- **WHAT TO PRODUCE**
Check each line of the listing below for the string "REGVEN", and copy the ones that have it.

- **EXTRACTED INFORMATION**
--- BEGIN ---

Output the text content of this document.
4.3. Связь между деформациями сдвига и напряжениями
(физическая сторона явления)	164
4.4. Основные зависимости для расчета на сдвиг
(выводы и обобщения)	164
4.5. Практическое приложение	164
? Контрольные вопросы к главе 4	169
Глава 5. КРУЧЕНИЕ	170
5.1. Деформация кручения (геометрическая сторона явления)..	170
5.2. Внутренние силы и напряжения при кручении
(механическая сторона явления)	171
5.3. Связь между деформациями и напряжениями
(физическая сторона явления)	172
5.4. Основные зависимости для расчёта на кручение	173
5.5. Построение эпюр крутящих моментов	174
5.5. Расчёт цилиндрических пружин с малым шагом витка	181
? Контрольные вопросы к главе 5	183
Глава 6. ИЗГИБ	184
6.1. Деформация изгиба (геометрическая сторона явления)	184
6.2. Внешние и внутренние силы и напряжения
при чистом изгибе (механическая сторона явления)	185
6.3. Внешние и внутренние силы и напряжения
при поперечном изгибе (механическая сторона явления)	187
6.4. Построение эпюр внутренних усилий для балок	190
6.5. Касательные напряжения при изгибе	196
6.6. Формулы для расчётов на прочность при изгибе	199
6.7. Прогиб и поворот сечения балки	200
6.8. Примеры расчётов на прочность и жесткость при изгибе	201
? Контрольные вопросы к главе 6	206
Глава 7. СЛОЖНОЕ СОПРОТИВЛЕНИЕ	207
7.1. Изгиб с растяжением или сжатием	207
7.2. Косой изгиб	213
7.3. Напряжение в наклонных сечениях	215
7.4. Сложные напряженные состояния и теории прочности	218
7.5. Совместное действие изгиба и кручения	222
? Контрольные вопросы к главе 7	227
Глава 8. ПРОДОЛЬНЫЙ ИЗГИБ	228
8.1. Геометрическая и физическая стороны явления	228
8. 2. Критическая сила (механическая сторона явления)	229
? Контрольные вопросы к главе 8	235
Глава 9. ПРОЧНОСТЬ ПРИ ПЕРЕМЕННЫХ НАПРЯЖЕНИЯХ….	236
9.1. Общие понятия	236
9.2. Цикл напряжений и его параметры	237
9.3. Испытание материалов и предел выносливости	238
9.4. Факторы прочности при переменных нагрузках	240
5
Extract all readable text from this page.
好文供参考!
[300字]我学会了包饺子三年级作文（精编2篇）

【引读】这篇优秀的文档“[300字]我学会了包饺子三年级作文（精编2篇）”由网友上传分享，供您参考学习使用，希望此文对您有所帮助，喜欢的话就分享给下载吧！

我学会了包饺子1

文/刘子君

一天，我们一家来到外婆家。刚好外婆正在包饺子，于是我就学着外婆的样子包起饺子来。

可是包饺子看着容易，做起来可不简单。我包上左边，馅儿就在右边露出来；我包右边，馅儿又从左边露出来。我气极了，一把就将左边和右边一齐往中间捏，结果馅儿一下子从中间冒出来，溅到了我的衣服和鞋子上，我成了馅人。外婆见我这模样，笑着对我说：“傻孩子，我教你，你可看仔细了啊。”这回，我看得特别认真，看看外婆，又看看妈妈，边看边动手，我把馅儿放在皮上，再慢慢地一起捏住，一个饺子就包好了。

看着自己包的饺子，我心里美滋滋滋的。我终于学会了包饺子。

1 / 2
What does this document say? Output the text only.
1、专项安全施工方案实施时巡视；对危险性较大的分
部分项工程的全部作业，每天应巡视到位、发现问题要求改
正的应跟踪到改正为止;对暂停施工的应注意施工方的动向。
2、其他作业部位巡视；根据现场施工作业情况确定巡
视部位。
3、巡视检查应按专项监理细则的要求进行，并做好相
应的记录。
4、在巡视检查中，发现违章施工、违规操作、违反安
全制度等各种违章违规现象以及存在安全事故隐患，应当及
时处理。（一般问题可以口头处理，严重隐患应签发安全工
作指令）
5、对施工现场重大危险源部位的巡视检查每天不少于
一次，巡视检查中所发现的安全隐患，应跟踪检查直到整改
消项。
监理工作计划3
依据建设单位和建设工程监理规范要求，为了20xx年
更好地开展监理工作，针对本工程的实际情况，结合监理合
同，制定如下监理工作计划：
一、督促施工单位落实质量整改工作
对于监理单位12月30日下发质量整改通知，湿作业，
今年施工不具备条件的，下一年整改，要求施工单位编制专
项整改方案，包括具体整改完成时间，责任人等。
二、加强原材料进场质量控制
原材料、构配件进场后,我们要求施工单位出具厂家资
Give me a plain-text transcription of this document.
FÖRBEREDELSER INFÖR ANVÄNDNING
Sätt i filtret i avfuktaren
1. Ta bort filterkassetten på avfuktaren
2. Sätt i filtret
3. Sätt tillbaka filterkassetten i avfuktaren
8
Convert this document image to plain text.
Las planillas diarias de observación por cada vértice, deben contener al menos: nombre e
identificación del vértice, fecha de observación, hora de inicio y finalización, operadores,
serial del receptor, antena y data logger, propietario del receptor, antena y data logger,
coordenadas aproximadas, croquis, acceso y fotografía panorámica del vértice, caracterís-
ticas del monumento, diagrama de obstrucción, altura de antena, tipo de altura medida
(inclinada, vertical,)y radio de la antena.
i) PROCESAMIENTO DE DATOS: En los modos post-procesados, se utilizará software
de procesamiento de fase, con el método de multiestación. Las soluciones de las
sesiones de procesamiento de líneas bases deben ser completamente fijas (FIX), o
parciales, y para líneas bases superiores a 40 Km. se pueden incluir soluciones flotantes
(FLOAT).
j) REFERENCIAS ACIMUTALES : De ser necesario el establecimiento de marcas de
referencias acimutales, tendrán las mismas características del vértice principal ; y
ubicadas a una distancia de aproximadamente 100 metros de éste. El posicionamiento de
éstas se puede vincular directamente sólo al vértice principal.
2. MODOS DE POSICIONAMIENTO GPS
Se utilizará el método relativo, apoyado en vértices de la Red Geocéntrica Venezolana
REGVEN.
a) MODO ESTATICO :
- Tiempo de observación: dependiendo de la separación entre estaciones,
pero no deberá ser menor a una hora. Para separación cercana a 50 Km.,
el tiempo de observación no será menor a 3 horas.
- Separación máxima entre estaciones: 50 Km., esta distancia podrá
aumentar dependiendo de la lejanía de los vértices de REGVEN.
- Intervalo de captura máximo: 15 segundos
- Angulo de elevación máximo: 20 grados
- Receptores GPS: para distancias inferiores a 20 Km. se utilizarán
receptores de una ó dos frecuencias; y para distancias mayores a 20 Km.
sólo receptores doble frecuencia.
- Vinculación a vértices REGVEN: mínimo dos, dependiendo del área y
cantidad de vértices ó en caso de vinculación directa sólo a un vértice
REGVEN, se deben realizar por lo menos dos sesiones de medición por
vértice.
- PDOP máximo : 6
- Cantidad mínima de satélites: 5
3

--- END ---

- **TASK RESPONSE**
REGVEN.
aumentar dependiendo de la lejanía de los vértices de REGVEN.
- Vinculación a vértices REGVEN: mínimo dos, dependiendo del área y
REGVEN, se deben realizar por lo menos dos sesiones de medición por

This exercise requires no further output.